--- Begin Exercise data ---
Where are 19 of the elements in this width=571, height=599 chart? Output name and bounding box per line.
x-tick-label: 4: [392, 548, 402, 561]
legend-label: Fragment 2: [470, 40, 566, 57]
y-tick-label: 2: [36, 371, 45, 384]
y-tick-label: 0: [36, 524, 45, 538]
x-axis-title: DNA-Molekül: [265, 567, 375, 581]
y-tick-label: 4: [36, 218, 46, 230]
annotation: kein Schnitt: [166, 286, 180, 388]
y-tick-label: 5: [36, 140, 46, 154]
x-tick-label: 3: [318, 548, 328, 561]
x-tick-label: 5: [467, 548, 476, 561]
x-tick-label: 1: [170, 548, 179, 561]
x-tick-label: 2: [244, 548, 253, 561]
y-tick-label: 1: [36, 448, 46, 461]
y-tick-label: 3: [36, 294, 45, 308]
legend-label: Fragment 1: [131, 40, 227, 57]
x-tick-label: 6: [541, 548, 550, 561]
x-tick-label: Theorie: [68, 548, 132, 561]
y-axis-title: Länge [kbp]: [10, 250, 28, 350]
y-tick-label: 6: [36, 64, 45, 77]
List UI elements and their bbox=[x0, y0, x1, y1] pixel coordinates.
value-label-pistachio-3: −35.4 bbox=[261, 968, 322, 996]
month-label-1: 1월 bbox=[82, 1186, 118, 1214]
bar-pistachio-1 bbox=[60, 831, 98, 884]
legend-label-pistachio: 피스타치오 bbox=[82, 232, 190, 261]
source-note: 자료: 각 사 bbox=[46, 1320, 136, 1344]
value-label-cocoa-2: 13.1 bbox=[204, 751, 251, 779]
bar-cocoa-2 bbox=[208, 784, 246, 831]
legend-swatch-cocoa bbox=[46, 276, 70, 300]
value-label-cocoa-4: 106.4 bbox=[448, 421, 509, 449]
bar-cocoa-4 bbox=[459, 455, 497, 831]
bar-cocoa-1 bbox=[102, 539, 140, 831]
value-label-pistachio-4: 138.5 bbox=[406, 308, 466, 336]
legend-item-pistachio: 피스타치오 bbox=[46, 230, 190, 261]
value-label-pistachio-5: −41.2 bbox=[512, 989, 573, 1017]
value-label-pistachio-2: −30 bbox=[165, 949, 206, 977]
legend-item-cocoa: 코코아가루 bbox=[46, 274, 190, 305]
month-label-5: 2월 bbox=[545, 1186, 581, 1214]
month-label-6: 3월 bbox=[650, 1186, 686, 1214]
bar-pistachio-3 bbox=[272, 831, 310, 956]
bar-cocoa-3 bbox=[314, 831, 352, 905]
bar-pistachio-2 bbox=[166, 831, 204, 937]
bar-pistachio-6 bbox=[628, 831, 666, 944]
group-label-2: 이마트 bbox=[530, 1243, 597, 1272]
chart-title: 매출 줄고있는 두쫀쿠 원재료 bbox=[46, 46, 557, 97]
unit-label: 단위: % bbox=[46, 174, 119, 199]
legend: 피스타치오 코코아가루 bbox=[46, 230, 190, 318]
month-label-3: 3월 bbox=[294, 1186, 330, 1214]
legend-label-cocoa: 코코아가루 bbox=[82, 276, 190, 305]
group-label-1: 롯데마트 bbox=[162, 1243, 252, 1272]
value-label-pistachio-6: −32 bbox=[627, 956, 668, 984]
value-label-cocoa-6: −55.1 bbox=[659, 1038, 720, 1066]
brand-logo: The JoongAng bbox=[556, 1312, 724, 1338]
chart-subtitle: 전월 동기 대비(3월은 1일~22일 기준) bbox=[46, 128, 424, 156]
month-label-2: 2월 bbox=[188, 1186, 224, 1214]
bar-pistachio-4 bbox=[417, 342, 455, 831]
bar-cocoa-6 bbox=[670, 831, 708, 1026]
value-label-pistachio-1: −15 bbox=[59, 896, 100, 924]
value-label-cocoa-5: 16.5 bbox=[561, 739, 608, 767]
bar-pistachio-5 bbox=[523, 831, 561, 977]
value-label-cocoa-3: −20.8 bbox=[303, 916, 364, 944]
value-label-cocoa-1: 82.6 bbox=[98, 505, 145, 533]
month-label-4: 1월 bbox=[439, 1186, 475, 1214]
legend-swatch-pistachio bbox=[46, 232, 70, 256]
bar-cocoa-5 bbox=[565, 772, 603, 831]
--- End Exercise data ---
Can you write out everything from the very beginning of the material down to the line containing "x-tick-label: 3: [318, 548, 328, 561]", both ends included, keeping every character unchanged?

■ Expected answer ■
Where are 19 of the elements in this width=571, height=599 chart? Output name and bounding box per line.
x-tick-label: 4: [392, 548, 402, 561]
legend-label: Fragment 2: [470, 40, 566, 57]
y-tick-label: 2: [36, 371, 45, 384]
y-tick-label: 0: [36, 524, 45, 538]
x-axis-title: DNA-Molekül: [265, 567, 375, 581]
y-tick-label: 4: [36, 218, 46, 230]
annotation: kein Schnitt: [166, 286, 180, 388]
y-tick-label: 5: [36, 140, 46, 154]
x-tick-label: 3: [318, 548, 328, 561]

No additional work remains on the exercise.